(Lines of data)
——

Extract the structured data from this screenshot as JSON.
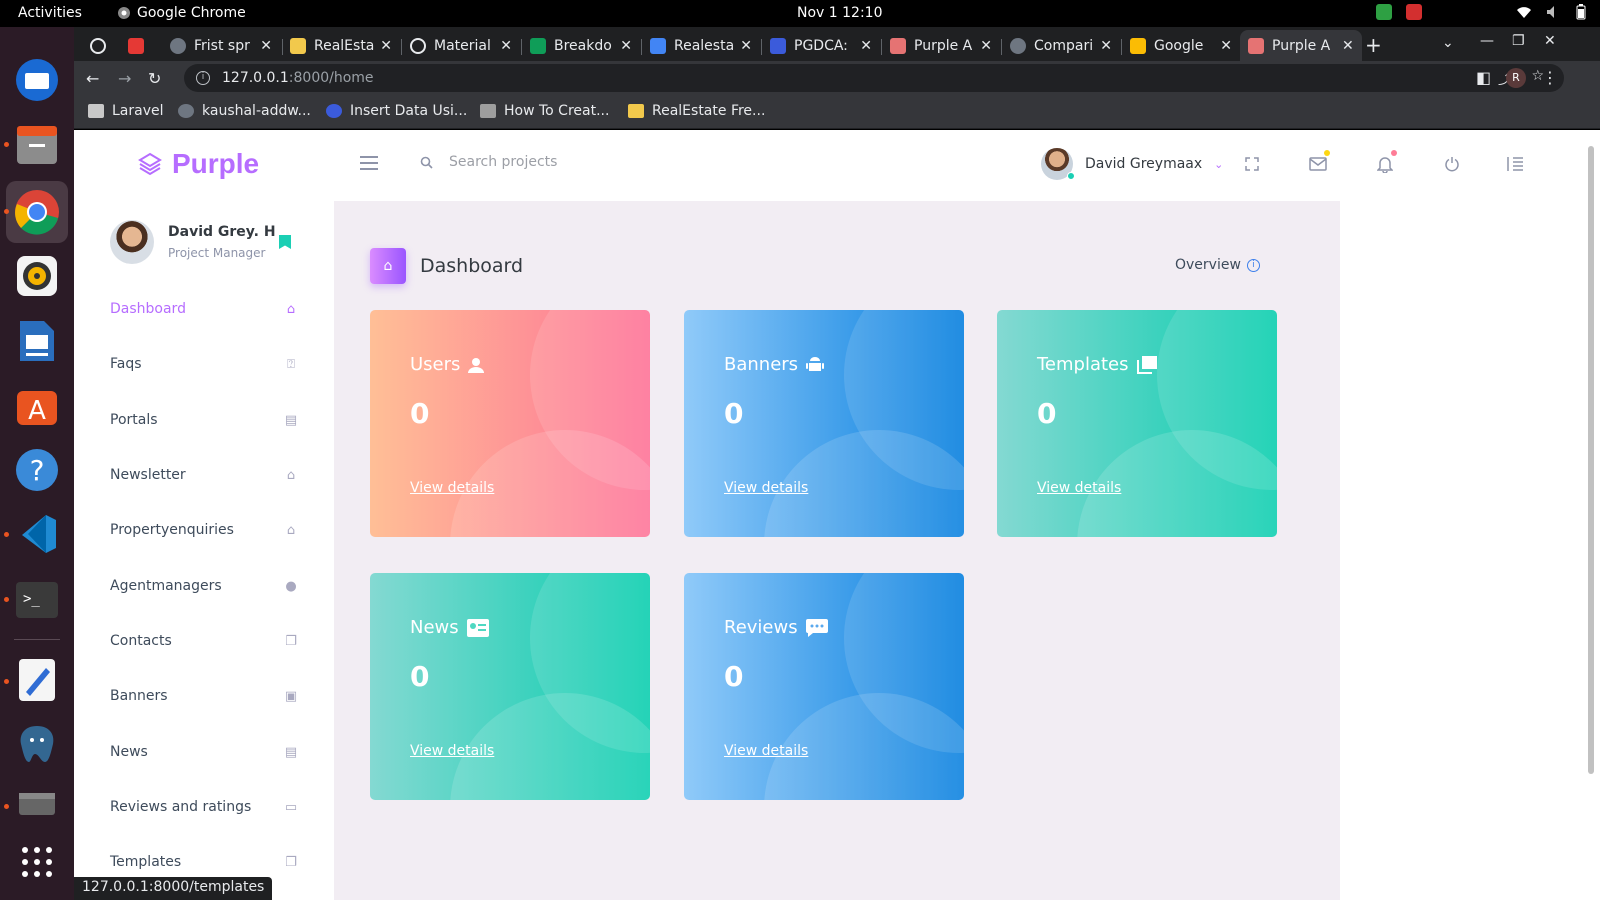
{
  "system": {
    "activities": "Activities",
    "app_name": "Google Chrome",
    "clock": "Nov 1  12:10"
  },
  "browser": {
    "tabs": [
      {
        "title": "",
        "color": "#e8eaed"
      },
      {
        "title": "",
        "color": "#e53935"
      },
      {
        "title": "Frist spr",
        "color": "#6e7681"
      },
      {
        "title": "RealEsta",
        "color": "#f2c94c"
      },
      {
        "title": "Material",
        "color": "#e8eaed"
      },
      {
        "title": "Breakdo",
        "color": "#0f9d58"
      },
      {
        "title": "Realesta",
        "color": "#4285f4"
      },
      {
        "title": "PGDCA:",
        "color": "#3b5bdb"
      },
      {
        "title": "Purple A",
        "color": "#e57373"
      },
      {
        "title": "Compari",
        "color": "#6e7681"
      },
      {
        "title": "Google",
        "color": "#fbbc04"
      },
      {
        "title": "Purple A",
        "color": "#e57373"
      }
    ],
    "url_host": "127.0.0.1",
    "url_path": ":8000/home",
    "profile_initial": "R",
    "bookmarks": [
      "Laravel",
      "kaushal-addw...",
      "Insert Data Usi...",
      "How To Creat...",
      "RealEstate Fre..."
    ],
    "status_url": "127.0.0.1:8000/templates"
  },
  "app": {
    "brand": "Purple",
    "search_placeholder": "Search projects",
    "user_name": "David Greymaax",
    "profile": {
      "name": "David Grey. H",
      "role": "Project Manager"
    },
    "menu": [
      {
        "label": "Dashboard",
        "icon": "home-icon"
      },
      {
        "label": "Faqs",
        "icon": "question-icon"
      },
      {
        "label": "Portals",
        "icon": "id-card-icon"
      },
      {
        "label": "Newsletter",
        "icon": "home-icon"
      },
      {
        "label": "Propertyenquiries",
        "icon": "home-icon"
      },
      {
        "label": "Agentmanagers",
        "icon": "user-icon"
      },
      {
        "label": "Contacts",
        "icon": "copy-icon"
      },
      {
        "label": "Banners",
        "icon": "android-icon"
      },
      {
        "label": "News",
        "icon": "id-card-icon"
      },
      {
        "label": "Reviews and ratings",
        "icon": "message-icon"
      },
      {
        "label": "Templates",
        "icon": "copy-icon"
      }
    ],
    "page_title": "Dashboard",
    "overview": "Overview",
    "cards": [
      {
        "label": "Users",
        "value": "0",
        "link": "View details",
        "icon": "user-icon"
      },
      {
        "label": "Banners",
        "value": "0",
        "link": "View details",
        "icon": "android-icon"
      },
      {
        "label": "Templates",
        "value": "0",
        "link": "View details",
        "icon": "copy-icon"
      },
      {
        "label": "News",
        "value": "0",
        "link": "View details",
        "icon": "id-card-icon"
      },
      {
        "label": "Reviews",
        "value": "0",
        "link": "View details",
        "icon": "message-icon"
      }
    ],
    "colors": {
      "accent": "#b66dff",
      "danger_from": "#ffbf96",
      "danger_to": "#fe7096",
      "info_from": "#90caf9",
      "info_to": "#047edf",
      "success_from": "#84d9d2",
      "success_to": "#07cdae"
    }
  }
}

——

## What to work on
Copy everything in the records above except the pictures, exactly as written.

## Task answer
Extract the structured data from this screenshot as JSON.
{
  "system": {
    "activities": "Activities",
    "app_name": "Google Chrome",
    "clock": "Nov 1  12:10"
  },
  "browser": {
    "tabs": [
      {
        "title": "",
        "color": "#e8eaed"
      },
      {
        "title": "",
        "color": "#e53935"
      },
      {
        "title": "Frist spr",
        "color": "#6e7681"
      },
      {
        "title": "RealEsta",
        "color": "#f2c94c"
      },
      {
        "title": "Material",
        "color": "#e8eaed"
      },
      {
        "title": "Breakdo",
        "color": "#0f9d58"
      },
      {
        "title": "Realesta",
        "color": "#4285f4"
      },
      {
        "title": "PGDCA:",
        "color": "#3b5bdb"
      },
      {
        "title": "Purple A",
        "color": "#e57373"
      },
      {
        "title": "Compari",
        "color": "#6e7681"
      },
      {
        "title": "Google",
        "color": "#fbbc04"
      },
      {
        "title": "Purple A",
        "color": "#e57373"
      }
    ],
    "url_host": "127.0.0.1",
    "url_path": ":8000/home",
    "profile_initial": "R",
    "bookmarks": [
      "Laravel",
      "kaushal-addw...",
      "Insert Data Usi...",
      "How To Creat...",
      "RealEstate Fre..."
    ],
    "status_url": "127.0.0.1:8000/templates"
  },
  "app": {
    "brand": "Purple",
    "search_placeholder": "Search projects",
    "user_name": "David Greymaax",
    "profile": {
      "name": "David Grey. H",
      "role": "Project Manager"
    },
    "menu": [
      {
        "label": "Dashboard",
        "icon": "home-icon"
      },
      {
        "label": "Faqs",
        "icon": "question-icon"
      },
      {
        "label": "Portals",
        "icon": "id-card-icon"
      },
      {
        "label": "Newsletter",
        "icon": "home-icon"
      },
      {
        "label": "Propertyenquiries",
        "icon": "home-icon"
      },
      {
        "label": "Agentmanagers",
        "icon": "user-icon"
      },
      {
        "label": "Contacts",
        "icon": "copy-icon"
      },
      {
        "label": "Banners",
        "icon": "android-icon"
      },
      {
        "label": "News",
        "icon": "id-card-icon"
      },
      {
        "label": "Reviews and ratings",
        "icon": "message-icon"
      },
      {
        "label": "Templates",
        "icon": "copy-icon"
      }
    ],
    "page_title": "Dashboard",
    "overview": "Overview",
    "cards": [
      {
        "label": "Users",
        "value": "0",
        "link": "View details",
        "icon": "user-icon"
      },
      {
        "label": "Banners",
        "value": "0",
        "link": "View details",
        "icon": "android-icon"
      },
      {
        "label": "Templates",
        "value": "0",
        "link": "View details",
        "icon": "copy-icon"
      },
      {
        "label": "News",
        "value": "0",
        "link": "View details",
        "icon": "id-card-icon"
      },
      {
        "label": "Reviews",
        "value": "0",
        "link": "View details",
        "icon": "message-icon"
      }
    ],
    "colors": {
      "accent": "#b66dff",
      "danger_from": "#ffbf96",
      "danger_to": "#fe7096",
      "info_from": "#90caf9",
      "info_to": "#047edf",
      "success_from": "#84d9d2",
      "success_to": "#07cdae"
    }
  }
}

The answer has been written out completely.